• **WHAT IS ASKED**: Search the data below for the word "screenshot" and copy each line that holds it.

• **SUPPLIED DATA**:
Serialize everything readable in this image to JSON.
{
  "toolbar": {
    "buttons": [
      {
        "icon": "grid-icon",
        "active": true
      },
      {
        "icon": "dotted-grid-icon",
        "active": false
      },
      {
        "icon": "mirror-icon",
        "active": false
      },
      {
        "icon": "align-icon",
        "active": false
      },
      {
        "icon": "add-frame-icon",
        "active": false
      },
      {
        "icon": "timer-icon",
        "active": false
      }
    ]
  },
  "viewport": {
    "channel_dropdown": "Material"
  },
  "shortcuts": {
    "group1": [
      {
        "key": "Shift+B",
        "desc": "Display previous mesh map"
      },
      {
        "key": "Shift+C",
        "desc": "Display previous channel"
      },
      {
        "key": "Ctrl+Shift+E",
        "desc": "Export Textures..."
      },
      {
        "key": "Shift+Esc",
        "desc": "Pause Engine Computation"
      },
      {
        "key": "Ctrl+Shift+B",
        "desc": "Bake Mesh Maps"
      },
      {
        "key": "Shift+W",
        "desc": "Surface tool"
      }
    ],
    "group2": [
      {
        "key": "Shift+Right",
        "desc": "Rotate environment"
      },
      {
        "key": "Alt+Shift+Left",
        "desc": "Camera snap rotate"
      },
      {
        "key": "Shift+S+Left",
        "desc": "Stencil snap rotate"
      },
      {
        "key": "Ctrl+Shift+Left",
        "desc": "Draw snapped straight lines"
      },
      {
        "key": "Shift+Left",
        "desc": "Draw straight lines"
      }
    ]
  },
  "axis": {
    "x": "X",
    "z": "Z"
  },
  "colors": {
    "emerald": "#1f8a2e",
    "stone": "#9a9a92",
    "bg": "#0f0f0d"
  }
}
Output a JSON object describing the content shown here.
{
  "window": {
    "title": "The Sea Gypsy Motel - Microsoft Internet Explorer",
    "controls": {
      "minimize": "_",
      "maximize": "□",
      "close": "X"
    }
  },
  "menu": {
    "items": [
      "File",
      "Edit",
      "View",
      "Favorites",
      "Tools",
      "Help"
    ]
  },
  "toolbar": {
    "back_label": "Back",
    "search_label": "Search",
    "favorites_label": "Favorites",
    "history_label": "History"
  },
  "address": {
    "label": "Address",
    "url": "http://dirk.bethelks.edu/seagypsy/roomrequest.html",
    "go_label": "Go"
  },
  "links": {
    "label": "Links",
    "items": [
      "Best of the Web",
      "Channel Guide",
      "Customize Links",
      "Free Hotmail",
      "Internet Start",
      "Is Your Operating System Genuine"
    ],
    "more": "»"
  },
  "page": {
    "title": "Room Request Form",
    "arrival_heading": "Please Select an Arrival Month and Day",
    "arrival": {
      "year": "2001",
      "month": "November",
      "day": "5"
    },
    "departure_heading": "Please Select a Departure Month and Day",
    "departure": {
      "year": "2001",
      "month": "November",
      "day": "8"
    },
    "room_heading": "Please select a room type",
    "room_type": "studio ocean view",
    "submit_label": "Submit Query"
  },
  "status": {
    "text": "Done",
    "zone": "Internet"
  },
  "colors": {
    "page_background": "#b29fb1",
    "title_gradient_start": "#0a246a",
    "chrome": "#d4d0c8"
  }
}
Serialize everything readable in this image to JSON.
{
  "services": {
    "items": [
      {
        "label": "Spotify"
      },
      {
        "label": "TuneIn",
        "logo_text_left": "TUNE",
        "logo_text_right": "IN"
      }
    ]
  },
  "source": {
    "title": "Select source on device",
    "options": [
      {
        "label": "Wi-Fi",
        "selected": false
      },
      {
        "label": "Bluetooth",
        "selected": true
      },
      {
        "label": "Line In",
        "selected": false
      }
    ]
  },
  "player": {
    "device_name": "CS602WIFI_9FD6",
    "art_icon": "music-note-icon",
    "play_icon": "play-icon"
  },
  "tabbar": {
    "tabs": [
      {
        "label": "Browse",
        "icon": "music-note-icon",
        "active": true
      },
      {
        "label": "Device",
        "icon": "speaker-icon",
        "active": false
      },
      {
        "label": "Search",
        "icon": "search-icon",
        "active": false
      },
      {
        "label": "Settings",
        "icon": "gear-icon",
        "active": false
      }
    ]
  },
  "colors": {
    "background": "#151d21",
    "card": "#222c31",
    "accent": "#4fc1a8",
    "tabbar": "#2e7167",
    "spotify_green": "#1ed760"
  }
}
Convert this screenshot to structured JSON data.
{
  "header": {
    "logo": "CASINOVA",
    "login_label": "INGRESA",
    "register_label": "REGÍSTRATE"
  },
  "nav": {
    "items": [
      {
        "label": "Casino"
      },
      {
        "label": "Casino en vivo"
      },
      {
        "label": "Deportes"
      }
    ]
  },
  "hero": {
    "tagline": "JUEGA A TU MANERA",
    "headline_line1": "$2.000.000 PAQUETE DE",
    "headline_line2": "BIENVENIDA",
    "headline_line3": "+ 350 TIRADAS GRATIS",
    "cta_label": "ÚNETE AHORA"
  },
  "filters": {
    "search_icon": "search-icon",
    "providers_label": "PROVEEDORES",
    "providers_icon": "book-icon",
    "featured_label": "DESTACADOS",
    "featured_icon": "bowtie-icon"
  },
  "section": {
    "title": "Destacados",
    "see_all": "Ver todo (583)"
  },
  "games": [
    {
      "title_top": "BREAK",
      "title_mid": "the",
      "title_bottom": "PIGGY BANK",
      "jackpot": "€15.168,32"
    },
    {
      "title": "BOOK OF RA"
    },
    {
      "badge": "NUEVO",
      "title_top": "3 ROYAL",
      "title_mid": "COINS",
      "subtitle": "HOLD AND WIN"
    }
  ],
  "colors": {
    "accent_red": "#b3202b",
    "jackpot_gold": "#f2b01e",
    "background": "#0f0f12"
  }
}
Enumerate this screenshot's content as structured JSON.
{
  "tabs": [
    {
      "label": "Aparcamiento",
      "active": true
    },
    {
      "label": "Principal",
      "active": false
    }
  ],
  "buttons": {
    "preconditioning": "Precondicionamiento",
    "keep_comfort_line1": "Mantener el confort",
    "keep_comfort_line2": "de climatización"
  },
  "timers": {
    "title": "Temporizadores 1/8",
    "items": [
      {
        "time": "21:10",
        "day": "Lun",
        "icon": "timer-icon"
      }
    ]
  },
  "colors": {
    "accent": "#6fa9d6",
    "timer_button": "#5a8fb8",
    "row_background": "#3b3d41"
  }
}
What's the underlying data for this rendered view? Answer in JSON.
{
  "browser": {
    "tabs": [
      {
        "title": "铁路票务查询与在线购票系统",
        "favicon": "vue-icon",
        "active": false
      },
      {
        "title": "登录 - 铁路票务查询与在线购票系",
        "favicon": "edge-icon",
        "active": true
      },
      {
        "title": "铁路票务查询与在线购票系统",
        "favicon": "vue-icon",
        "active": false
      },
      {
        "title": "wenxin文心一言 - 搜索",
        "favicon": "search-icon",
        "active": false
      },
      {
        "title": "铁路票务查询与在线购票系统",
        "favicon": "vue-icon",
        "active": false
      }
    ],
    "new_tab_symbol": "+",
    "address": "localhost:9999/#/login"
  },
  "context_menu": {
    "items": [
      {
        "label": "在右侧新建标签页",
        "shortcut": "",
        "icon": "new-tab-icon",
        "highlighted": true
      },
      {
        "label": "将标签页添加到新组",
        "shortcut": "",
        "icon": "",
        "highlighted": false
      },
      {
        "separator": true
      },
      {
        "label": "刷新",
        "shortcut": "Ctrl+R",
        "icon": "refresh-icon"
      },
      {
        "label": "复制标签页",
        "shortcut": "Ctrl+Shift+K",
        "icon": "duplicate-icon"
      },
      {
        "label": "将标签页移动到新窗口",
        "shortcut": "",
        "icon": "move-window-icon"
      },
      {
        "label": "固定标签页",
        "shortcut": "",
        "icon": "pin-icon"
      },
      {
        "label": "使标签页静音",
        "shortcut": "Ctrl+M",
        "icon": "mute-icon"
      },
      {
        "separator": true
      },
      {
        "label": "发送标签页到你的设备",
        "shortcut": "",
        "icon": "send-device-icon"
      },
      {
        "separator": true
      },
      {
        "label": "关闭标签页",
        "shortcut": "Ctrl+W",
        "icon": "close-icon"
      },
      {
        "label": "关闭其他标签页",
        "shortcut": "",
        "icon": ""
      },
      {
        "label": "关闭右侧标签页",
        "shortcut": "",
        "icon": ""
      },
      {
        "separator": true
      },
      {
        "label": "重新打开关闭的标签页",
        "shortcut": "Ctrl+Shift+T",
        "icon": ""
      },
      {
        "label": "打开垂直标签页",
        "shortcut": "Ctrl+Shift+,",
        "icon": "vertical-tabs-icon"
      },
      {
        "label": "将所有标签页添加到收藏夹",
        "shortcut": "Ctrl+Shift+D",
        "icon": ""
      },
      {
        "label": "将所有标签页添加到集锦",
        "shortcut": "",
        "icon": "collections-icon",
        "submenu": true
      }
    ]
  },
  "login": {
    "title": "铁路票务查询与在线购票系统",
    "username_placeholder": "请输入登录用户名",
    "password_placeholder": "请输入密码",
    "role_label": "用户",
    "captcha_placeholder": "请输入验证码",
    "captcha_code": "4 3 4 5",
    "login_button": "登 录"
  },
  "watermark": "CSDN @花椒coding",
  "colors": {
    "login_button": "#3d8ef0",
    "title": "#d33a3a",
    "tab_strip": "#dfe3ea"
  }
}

• **PROBLEM SOLUTION**:
Convert this screenshot to structured JSON data.
Enumerate this screenshot's content as structured JSON.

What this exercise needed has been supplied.